I have been doing some experiments to see how the number of function evaluations (F-count) change depending on the type of gradient information that is passed (objective gradient vs. constraint gradient). Here are the results of a test case (decision space: 60 variables) alongwith the time it took to converge to a solution (using tic-toc):
Case 1: No gradient info. is passed
F-count: 6451 Time: 71.03 secs
Case 2: Only objective gradient info. is passed
F-count: 6462 Time: 24.64 secs
Case 3: Only constraint gradient info. is passed
F-count: 6343 Time: 15.54 secs
I understand that F-count only reports the total number of objective function evaluations, regardless of the presence of constraint functions (Iterations and Function Counts). I also understand that because my constraints are fairly complex, providing constraint gradient info. results in more speedup than providing objective gradient info (Case 3 vs. Case 2). What I do not understand is why F-count is very similar in Cases 2 and 3? I was under the impression that Case 2 will have significantly lower F-count value since I am already providing objective gradient. For reference, here is my options file:
options = optimoptions(@fmincon, 'ScaleProblem',true,'TolFun', 1.0e-06,'OptimalityTolerance',1.0e-06,'SpecifyObjectiveGradient',true,...
'SpecifyConstraintGradient',false,'checkgradients',false,'FiniteDifferenceType','central',...
'MaxIter', 10000,'MaxFunEvals', 300000,'Display','iter', ...
'StepTolerance',1.0e-6,'DiffMinChange', 1.0e-3, 'Algorithm', 'interior-point');

> **DATASET ROWS**:
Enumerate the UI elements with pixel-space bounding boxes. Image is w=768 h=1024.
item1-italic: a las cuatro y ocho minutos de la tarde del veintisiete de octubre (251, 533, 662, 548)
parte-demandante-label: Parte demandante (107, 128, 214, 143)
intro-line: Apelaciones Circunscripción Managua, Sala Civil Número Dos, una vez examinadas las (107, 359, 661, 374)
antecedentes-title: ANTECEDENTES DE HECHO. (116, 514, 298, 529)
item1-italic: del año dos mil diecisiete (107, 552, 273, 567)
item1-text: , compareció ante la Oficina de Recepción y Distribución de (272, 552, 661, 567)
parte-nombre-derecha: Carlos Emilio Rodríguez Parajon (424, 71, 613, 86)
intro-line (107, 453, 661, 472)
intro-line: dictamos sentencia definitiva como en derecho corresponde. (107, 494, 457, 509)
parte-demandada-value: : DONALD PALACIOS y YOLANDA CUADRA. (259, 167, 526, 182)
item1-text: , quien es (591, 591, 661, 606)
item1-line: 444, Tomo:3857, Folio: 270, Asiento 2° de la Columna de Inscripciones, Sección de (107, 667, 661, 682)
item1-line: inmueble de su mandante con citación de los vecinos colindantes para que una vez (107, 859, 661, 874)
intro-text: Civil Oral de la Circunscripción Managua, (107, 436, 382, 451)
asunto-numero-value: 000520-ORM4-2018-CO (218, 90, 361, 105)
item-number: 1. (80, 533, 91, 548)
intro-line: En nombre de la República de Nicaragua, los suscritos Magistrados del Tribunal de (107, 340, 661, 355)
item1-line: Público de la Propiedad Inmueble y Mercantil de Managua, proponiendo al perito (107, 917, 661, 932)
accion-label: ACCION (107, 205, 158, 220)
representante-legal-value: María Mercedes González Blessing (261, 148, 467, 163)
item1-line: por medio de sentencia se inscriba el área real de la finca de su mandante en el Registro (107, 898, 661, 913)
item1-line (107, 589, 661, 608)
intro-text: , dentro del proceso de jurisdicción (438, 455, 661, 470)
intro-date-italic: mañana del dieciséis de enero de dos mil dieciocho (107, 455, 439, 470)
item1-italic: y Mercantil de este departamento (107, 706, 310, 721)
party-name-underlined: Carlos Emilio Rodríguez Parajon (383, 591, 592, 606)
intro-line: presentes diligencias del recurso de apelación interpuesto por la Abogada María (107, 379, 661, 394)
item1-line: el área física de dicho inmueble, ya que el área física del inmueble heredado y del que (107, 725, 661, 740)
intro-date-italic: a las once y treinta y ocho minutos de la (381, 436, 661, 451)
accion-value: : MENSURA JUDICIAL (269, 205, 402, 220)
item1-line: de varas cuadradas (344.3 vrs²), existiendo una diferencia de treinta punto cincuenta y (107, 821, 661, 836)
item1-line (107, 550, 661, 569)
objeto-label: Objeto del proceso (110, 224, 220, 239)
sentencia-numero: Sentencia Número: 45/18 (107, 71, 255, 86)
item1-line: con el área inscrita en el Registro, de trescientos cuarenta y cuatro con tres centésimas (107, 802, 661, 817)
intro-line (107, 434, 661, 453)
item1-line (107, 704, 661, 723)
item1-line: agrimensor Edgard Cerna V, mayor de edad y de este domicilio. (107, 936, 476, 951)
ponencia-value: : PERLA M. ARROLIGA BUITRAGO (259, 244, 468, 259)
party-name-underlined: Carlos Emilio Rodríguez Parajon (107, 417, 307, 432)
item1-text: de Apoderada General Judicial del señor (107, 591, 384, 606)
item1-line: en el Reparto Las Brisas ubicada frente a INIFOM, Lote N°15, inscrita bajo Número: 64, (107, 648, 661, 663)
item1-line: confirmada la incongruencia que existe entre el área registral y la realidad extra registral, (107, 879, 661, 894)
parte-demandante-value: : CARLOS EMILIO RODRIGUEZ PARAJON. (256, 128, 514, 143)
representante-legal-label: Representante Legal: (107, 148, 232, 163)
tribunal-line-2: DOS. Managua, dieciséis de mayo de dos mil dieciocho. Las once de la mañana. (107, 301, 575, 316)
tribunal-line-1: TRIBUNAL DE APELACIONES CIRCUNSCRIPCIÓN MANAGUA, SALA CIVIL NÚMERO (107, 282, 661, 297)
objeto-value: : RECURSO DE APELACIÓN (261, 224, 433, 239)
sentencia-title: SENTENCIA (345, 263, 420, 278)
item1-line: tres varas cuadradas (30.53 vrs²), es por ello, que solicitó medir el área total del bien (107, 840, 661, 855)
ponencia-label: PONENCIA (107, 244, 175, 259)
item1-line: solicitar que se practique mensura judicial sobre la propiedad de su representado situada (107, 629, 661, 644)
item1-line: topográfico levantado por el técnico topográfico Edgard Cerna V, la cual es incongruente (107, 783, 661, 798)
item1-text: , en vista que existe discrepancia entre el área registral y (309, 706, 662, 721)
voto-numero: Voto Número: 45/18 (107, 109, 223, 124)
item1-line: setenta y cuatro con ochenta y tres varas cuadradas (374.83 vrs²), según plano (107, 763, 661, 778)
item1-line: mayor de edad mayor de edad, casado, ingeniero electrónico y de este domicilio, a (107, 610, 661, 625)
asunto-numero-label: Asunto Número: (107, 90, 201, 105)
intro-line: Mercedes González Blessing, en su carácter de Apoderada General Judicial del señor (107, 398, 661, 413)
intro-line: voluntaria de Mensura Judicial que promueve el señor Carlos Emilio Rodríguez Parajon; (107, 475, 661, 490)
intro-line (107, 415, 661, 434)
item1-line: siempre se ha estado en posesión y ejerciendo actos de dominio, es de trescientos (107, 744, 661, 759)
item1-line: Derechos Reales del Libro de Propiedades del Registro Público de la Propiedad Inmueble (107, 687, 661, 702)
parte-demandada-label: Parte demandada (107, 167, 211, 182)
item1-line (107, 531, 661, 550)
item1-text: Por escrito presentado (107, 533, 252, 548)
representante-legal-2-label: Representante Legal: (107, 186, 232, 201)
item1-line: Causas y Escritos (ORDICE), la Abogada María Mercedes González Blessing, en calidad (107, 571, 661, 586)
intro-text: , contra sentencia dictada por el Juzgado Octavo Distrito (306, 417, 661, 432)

> **YOUR TASK**:
Answer from the forum post on fmincon function counts:
1. How many variables are in the test case's decision space?
2. How long did the case with only constraint gradient info take to converge?
3. Which algorithm is set in the options file?

> **REPLY**:
1. 60
2. 15.54 secs
3. interior-point